» **Task requirements**
Would you extract the whole listing below and retype it exactly?

» **Data section**
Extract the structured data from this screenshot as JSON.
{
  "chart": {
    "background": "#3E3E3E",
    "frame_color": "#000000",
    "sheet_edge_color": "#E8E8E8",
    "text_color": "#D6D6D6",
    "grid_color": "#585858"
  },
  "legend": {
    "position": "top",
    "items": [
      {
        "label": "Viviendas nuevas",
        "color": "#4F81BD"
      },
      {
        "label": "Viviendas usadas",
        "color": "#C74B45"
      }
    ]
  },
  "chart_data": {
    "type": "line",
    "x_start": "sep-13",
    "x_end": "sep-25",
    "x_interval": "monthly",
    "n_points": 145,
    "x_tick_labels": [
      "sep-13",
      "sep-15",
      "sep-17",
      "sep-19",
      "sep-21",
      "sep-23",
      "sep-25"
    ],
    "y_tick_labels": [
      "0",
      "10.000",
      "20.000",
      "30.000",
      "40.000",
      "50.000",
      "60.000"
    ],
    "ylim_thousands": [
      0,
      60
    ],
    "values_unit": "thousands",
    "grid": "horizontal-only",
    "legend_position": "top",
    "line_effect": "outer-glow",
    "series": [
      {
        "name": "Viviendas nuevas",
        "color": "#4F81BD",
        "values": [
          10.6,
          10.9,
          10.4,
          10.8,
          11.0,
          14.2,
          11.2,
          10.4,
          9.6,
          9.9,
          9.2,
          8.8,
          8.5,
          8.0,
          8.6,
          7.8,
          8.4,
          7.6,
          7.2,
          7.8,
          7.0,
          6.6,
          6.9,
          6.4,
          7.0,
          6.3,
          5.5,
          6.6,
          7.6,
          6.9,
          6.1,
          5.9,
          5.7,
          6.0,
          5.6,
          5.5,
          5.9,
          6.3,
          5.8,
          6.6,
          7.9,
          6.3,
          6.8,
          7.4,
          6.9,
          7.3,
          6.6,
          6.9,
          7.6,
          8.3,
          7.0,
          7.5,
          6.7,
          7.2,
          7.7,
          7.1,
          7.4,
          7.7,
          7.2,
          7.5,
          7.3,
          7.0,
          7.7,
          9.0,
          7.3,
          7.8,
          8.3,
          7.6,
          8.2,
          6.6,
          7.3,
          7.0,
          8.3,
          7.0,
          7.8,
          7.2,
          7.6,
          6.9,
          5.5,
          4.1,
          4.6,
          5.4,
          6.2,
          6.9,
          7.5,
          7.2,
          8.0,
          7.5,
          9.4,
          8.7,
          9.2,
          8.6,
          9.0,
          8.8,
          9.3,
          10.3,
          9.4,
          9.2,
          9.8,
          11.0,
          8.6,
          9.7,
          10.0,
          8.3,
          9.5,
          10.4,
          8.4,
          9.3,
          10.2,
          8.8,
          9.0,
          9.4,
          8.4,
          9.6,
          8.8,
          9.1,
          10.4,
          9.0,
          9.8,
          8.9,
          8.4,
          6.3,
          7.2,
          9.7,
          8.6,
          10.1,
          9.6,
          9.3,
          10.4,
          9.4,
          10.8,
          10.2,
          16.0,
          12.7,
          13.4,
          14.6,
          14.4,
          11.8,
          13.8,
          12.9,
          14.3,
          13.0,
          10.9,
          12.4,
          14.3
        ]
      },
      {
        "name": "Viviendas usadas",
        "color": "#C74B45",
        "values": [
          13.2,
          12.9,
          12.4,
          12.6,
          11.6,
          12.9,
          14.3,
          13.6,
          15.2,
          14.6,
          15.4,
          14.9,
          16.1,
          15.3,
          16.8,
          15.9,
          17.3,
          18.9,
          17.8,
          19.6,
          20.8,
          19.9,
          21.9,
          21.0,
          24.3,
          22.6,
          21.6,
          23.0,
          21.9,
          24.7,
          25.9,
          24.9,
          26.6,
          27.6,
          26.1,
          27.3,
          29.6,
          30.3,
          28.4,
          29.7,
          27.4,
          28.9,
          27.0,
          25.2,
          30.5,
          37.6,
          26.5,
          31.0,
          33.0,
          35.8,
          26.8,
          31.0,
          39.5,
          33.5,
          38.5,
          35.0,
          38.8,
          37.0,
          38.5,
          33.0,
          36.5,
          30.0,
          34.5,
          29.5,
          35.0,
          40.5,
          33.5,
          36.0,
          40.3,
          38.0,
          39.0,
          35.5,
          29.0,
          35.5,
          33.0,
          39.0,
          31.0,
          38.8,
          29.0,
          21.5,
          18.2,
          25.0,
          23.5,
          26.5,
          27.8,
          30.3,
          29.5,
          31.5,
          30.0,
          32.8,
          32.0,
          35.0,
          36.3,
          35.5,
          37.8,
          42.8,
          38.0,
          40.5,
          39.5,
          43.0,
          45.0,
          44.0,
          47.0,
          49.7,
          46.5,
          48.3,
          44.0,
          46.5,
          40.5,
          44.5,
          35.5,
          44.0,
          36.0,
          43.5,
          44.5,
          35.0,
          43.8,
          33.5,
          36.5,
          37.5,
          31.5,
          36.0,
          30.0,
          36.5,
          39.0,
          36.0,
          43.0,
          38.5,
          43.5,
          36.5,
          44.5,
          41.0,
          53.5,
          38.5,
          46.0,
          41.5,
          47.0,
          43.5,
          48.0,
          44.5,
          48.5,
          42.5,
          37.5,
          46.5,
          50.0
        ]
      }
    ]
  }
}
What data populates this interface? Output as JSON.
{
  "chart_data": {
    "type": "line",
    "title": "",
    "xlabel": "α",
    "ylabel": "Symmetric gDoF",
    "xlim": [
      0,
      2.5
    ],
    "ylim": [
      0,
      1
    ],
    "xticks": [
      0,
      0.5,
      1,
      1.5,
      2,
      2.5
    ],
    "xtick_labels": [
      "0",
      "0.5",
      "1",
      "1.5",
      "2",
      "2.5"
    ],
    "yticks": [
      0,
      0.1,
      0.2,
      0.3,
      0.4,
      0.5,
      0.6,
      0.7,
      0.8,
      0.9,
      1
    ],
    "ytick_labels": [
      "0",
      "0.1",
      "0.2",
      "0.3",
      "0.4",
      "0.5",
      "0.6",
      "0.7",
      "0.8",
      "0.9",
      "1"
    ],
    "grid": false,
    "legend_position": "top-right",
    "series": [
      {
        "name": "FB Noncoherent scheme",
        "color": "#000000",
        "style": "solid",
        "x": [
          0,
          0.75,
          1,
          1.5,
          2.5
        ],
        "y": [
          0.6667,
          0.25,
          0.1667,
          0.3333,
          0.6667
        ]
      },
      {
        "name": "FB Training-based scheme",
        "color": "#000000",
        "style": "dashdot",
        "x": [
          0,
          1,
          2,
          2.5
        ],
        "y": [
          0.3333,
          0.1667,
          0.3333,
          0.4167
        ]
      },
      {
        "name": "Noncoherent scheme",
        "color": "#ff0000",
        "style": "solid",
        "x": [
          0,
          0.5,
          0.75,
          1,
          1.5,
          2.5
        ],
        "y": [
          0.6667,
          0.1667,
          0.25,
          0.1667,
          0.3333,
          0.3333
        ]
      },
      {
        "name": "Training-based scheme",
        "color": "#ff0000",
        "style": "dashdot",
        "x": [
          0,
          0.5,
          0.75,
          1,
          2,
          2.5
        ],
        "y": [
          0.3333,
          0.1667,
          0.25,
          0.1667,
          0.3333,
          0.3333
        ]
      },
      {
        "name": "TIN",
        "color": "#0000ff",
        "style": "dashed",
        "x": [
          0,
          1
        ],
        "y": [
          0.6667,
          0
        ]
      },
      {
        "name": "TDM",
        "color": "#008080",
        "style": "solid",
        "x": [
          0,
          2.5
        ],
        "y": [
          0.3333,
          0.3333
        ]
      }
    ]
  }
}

» **Correct response**
Extract the structured data from this screenshot as JSON.
{
  "chart": {
    "background": "#3E3E3E",
    "frame_color": "#000000",
    "sheet_edge_color": "#E8E8E8",
    "text_color": "#D6D6D6",
    "grid_color": "#585858"
  },
  "legend": {
    "position": "top",
    "items": [
      {
        "label": "Viviendas nuevas",
        "color": "#4F81BD"
      },
      {
        "label": "Viviendas usadas",
        "color": "#C74B45"
      }
    ]
  },
  "chart_data": {
    "type": "line",
    "x_start": "sep-13",
    "x_end": "sep-25",
    "x_interval": "monthly",
    "n_points": 145,
    "x_tick_labels": [
      "sep-13",
      "sep-15",
      "sep-17",
      "sep-19",
      "sep-21",
      "sep-23",
      "sep-25"
    ],
    "y_tick_labels": [
      "0",
      "10.000",
      "20.000",
      "30.000",
      "40.000",
      "50.000",
      "60.000"
    ],
    "ylim_thousands": [
      0,
      60
    ],
    "values_unit": "thousands",
    "grid": "horizontal-only",
    "legend_position": "top",
    "line_effect": "outer-glow",
    "series": [
      {
        "name": "Viviendas nuevas",
        "color": "#4F81BD",
        "values": [
          10.6,
          10.9,
          10.4,
          10.8,
          11.0,
          14.2,
          11.2,
          10.4,
          9.6,
          9.9,
          9.2,
          8.8,
          8.5,
          8.0,
          8.6,
          7.8,
          8.4,
          7.6,
          7.2,
          7.8,
          7.0,
          6.6,
          6.9,
          6.4,
          7.0,
          6.3,
          5.5,
          6.6,
          7.6,
          6.9,
          6.1,
          5.9,
          5.7,
          6.0,
          5.6,
          5.5,
          5.9,
          6.3,
          5.8,
          6.6,
          7.9,
          6.3,
          6.8,
          7.4,
          6.9,
          7.3,
          6.6,
          6.9,
          7.6,
          8.3,
          7.0,
          7.5,
          6.7,
          7.2,
          7.7,
          7.1,
          7.4,
          7.7,
          7.2,
          7.5,
          7.3,
          7.0,
          7.7,
          9.0,
          7.3,
          7.8,
          8.3,
          7.6,
          8.2,
          6.6,
          7.3,
          7.0,
          8.3,
          7.0,
          7.8,
          7.2,
          7.6,
          6.9,
          5.5,
          4.1,
          4.6,
          5.4,
          6.2,
          6.9,
          7.5,
          7.2,
          8.0,
          7.5,
          9.4,
          8.7,
          9.2,
          8.6,
          9.0,
          8.8,
          9.3,
          10.3,
          9.4,
          9.2,
          9.8,
          11.0,
          8.6,
          9.7,
          10.0,
          8.3,
          9.5,
          10.4,
          8.4,
          9.3,
          10.2,
          8.8,
          9.0,
          9.4,
          8.4,
          9.6,
          8.8,
          9.1,
          10.4,
          9.0,
          9.8,
          8.9,
          8.4,
          6.3,
          7.2,
          9.7,
          8.6,
          10.1,
          9.6,
          9.3,
          10.4,
          9.4,
          10.8,
          10.2,
          16.0,
          12.7,
          13.4,
          14.6,
          14.4,
          11.8,
          13.8,
          12.9,
          14.3,
          13.0,
          10.9,
          12.4,
          14.3
        ]
      },
      {
        "name": "Viviendas usadas",
        "color": "#C74B45",
        "values": [
          13.2,
          12.9,
          12.4,
          12.6,
          11.6,
          12.9,
          14.3,
          13.6,
          15.2,
          14.6,
          15.4,
          14.9,
          16.1,
          15.3,
          16.8,
          15.9,
          17.3,
          18.9,
          17.8,
          19.6,
          20.8,
          19.9,
          21.9,
          21.0,
          24.3,
          22.6,
          21.6,
          23.0,
          21.9,
          24.7,
          25.9,
          24.9,
          26.6,
          27.6,
          26.1,
          27.3,
          29.6,
          30.3,
          28.4,
          29.7,
          27.4,
          28.9,
          27.0,
          25.2,
          30.5,
          37.6,
          26.5,
          31.0,
          33.0,
          35.8,
          26.8,
          31.0,
          39.5,
          33.5,
          38.5,
          35.0,
          38.8,
          37.0,
          38.5,
          33.0,
          36.5,
          30.0,
          34.5,
          29.5,
          35.0,
          40.5,
          33.5,
          36.0,
          40.3,
          38.0,
          39.0,
          35.5,
          29.0,
          35.5,
          33.0,
          39.0,
          31.0,
          38.8,
          29.0,
          21.5,
          18.2,
          25.0,
          23.5,
          26.5,
          27.8,
          30.3,
          29.5,
          31.5,
          30.0,
          32.8,
          32.0,
          35.0,
          36.3,
          35.5,
          37.8,
          42.8,
          38.0,
          40.5,
          39.5,
          43.0,
          45.0,
          44.0,
          47.0,
          49.7,
          46.5,
          48.3,
          44.0,
          46.5,
          40.5,
          44.5,
          35.5,
          44.0,
          36.0,
          43.5,
          44.5,
          35.0,
          43.8,
          33.5,
          36.5,
          37.5,
          31.5,
          36.0,
          30.0,
          36.5,
          39.0,
          36.0,
          43.0,
          38.5,
          43.5,
          36.5,
          44.5,
          41.0,
          53.5,
          38.5,
          46.0,
          41.5,
          47.0,
          43.5,
          48.0,
          44.5,
          48.5,
          42.5,
          37.5,
          46.5,
          50.0
        ]
      }
    ]
  }
}
What data populates this interface? Output as JSON.
{
  "chart_data": {
    "type": "line",
    "title": "",
    "xlabel": "α",
    "ylabel": "Symmetric gDoF",
    "xlim": [
      0,
      2.5
    ],
    "ylim": [
      0,
      1
    ],
    "xticks": [
      0,
      0.5,
      1,
      1.5,
      2,
      2.5
    ],
    "xtick_labels": [
      "0",
      "0.5",
      "1",
      "1.5",
      "2",
      "2.5"
    ],
    "yticks": [
      0,
      0.1,
      0.2,
      0.3,
      0.4,
      0.5,
      0.6,
      0.7,
      0.8,
      0.9,
      1
    ],
    "ytick_labels": [
      "0",
      "0.1",
      "0.2",
      "0.3",
      "0.4",
      "0.5",
      "0.6",
      "0.7",
      "0.8",
      "0.9",
      "1"
    ],
    "grid": false,
    "legend_position": "top-right",
    "series": [
      {
        "name": "FB Noncoherent scheme",
        "color": "#000000",
        "style": "solid",
        "x": [
          0,
          0.75,
          1,
          1.5,
          2.5
        ],
        "y": [
          0.6667,
          0.25,
          0.1667,
          0.3333,
          0.6667
        ]
      },
      {
        "name": "FB Training-based scheme",
        "color": "#000000",
        "style": "dashdot",
        "x": [
          0,
          1,
          2,
          2.5
        ],
        "y": [
          0.3333,
          0.1667,
          0.3333,
          0.4167
        ]
      },
      {
        "name": "Noncoherent scheme",
        "color": "#ff0000",
        "style": "solid",
        "x": [
          0,
          0.5,
          0.75,
          1,
          1.5,
          2.5
        ],
        "y": [
          0.6667,
          0.1667,
          0.25,
          0.1667,
          0.3333,
          0.3333
        ]
      },
      {
        "name": "Training-based scheme",
        "color": "#ff0000",
        "style": "dashdot",
        "x": [
          0,
          0.5,
          0.75,
          1,
          2,
          2.5
        ],
        "y": [
          0.3333,
          0.1667,
          0.25,
          0.1667,
          0.3333,
          0.3333
        ]
      },
      {
        "name": "TIN",
        "color": "#0000ff",
        "style": "dashed",
        "x": [
          0,
          1
        ],
        "y": [
          0.6667,
          0
        ]
      },
      {
        "name": "TDM",
        "color": "#008080",
        "style": "solid",
        "x": [
          0,
          2.5
        ],
        "y": [
          0.3333,
          0.3333
        ]
      }
    ]
  }
}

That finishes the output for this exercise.